[Dataset items]

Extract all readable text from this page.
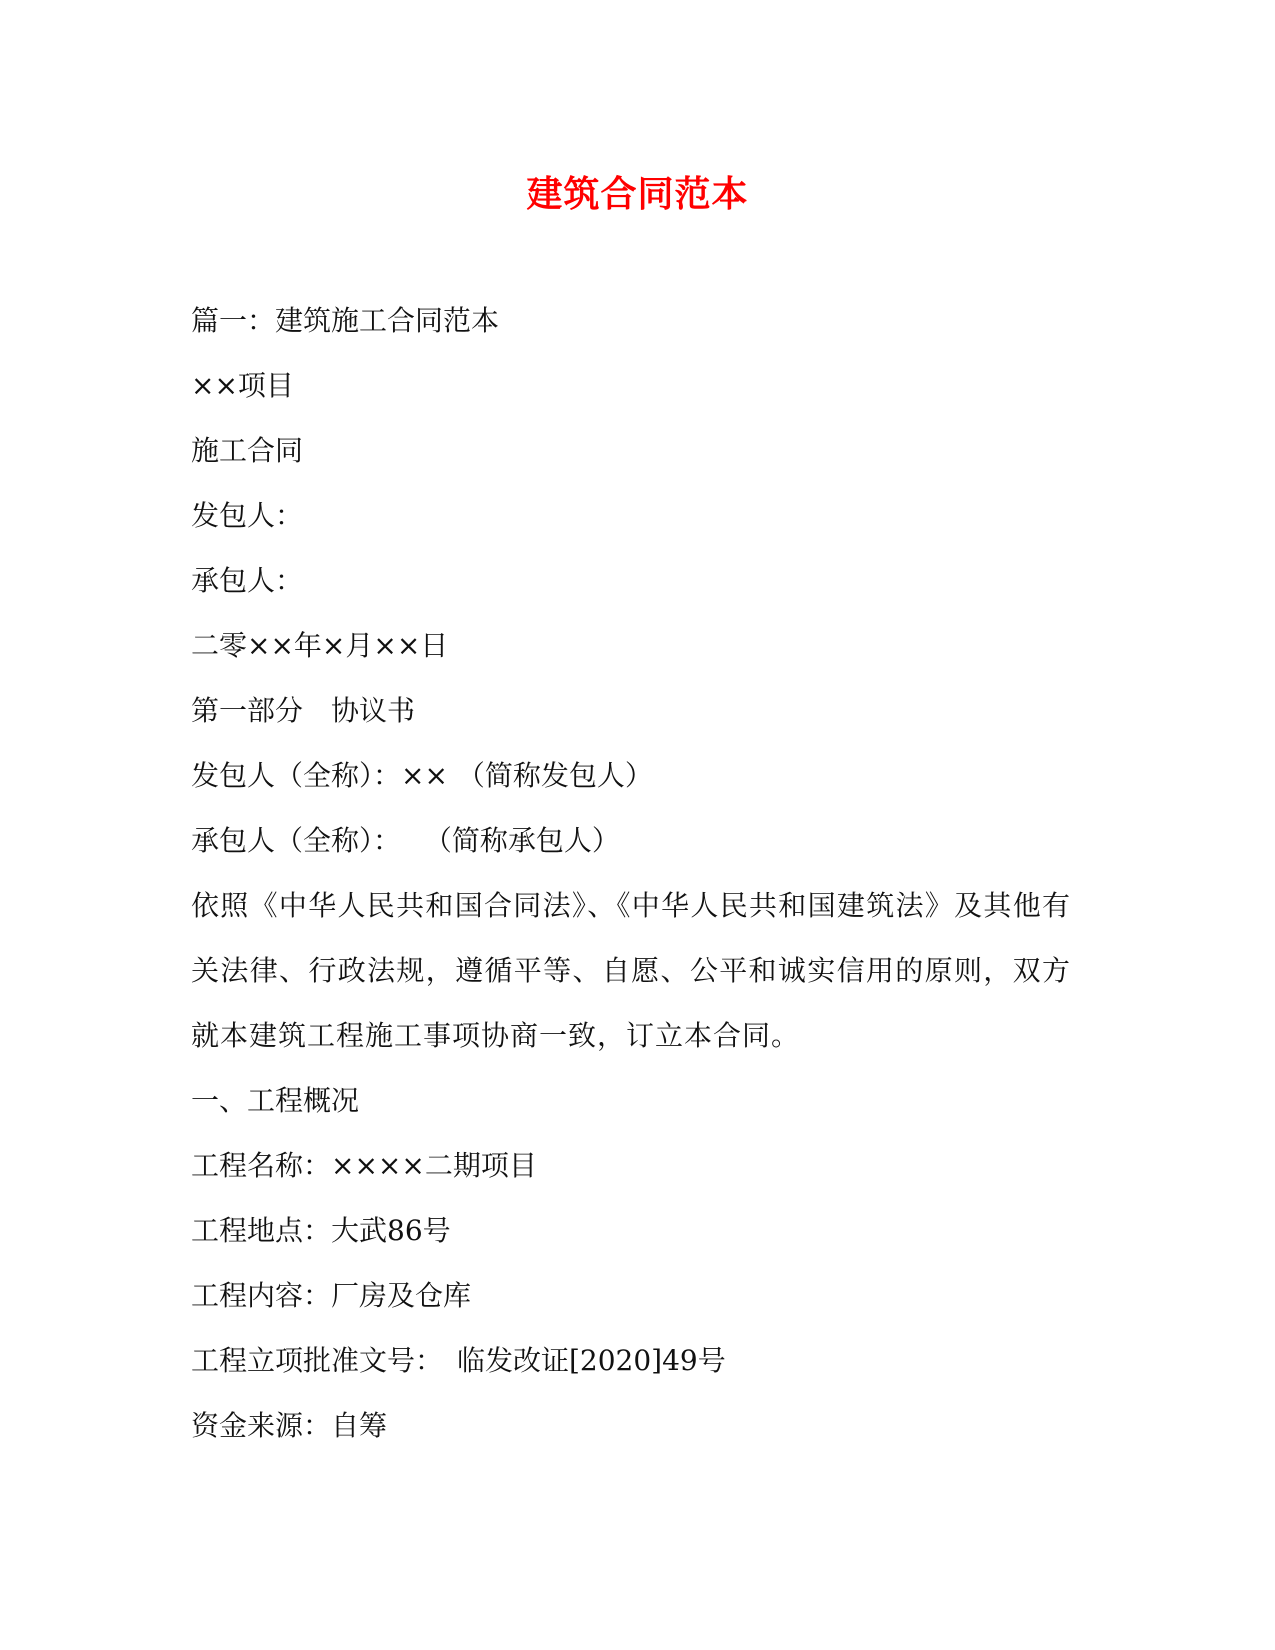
建筑合同范本
篇一：建筑施工合同范本
××项目
施工合同
发包人：
承包人：
二零××年×月××日
第一部分　协议书
发包人（全称）：×× （简称发包人）
承包人（全称）：　 （简称承包人）
依照《中华人民共和国合同法》、《中华人民共和国建筑法》及其他有关法律、行政法规，遵循平等、自愿、公平和诚实信用的原则，双方就本建筑工程施工事项协商一致，订立本合同。
一、工程概况
工程名称：××××二期项目
工程地点：大武86号
工程内容：厂房及仓库
工程立项批准文号：　临发改证[2020]49号
资金来源：自筹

» **TO BE DONE**: Skip the pictures, then retype every line above exactly.

» **RESPONSE TO THE EXERCISE**:
Extract all readable text from this page.
建筑合同范本
篇一：建筑施工合同范本
××项目
施工合同
发包人：
承包人：
二零××年×月××日
第一部分　协议书
发包人（全称）：×× （简称发包人）
承包人（全称）：　 （简称承包人）
依照《中华人民共和国合同法》、《中华人民共和国建筑法》及其他有关法律、行政法规，遵循平等、自愿、公平和诚实信用的原则，双方就本建筑工程施工事项协商一致，订立本合同。
一、工程概况
工程名称：××××二期项目
工程地点：大武86号
工程内容：厂房及仓库
工程立项批准文号：　临发改证[2020]49号
资金来源：自筹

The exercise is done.